-- PROBLEM TO SOLVE --
Locate all lines in the data below that hold "miradas" and show them.

-- DATA ROWS --

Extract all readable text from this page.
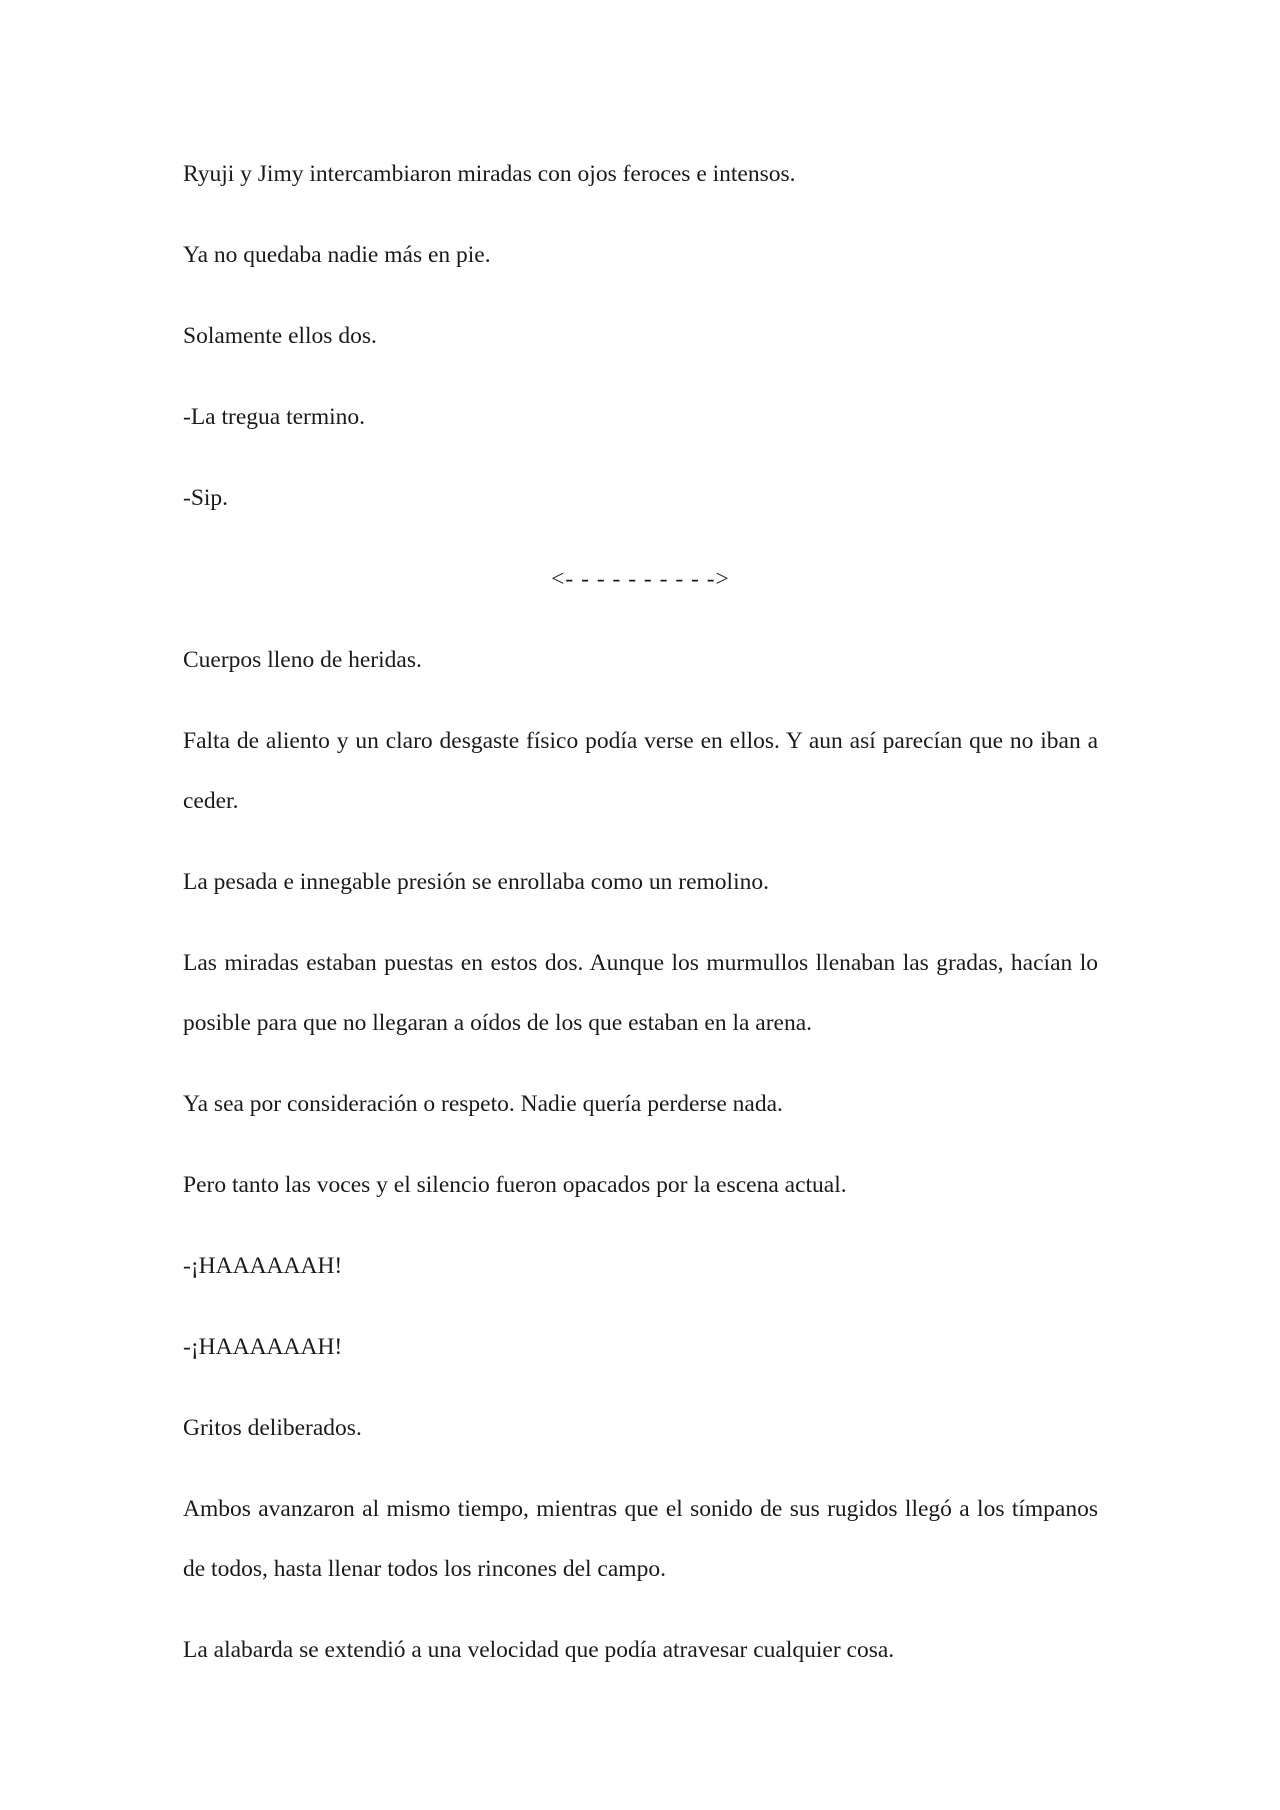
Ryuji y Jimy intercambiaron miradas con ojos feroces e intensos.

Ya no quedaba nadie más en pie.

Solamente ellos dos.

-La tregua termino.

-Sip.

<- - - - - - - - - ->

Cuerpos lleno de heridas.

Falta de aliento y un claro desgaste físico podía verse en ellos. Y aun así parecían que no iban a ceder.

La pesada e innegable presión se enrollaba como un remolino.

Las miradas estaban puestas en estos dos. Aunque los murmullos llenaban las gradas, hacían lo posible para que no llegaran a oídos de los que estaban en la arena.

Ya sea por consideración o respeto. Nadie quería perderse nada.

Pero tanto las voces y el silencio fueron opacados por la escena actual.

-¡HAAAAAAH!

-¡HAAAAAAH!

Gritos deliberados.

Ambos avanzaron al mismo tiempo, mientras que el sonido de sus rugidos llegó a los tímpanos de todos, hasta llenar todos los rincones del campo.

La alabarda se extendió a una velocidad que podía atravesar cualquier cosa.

-- RESPONSE TO THE TASK --
Ryuji y Jimy intercambiaron miradas con ojos feroces e intensos.
Las miradas estaban puestas en estos dos. Aunque los murmullos llenaban las gradas, hacían lo posible para que no llegaran a oídos de los que estaban en la arena.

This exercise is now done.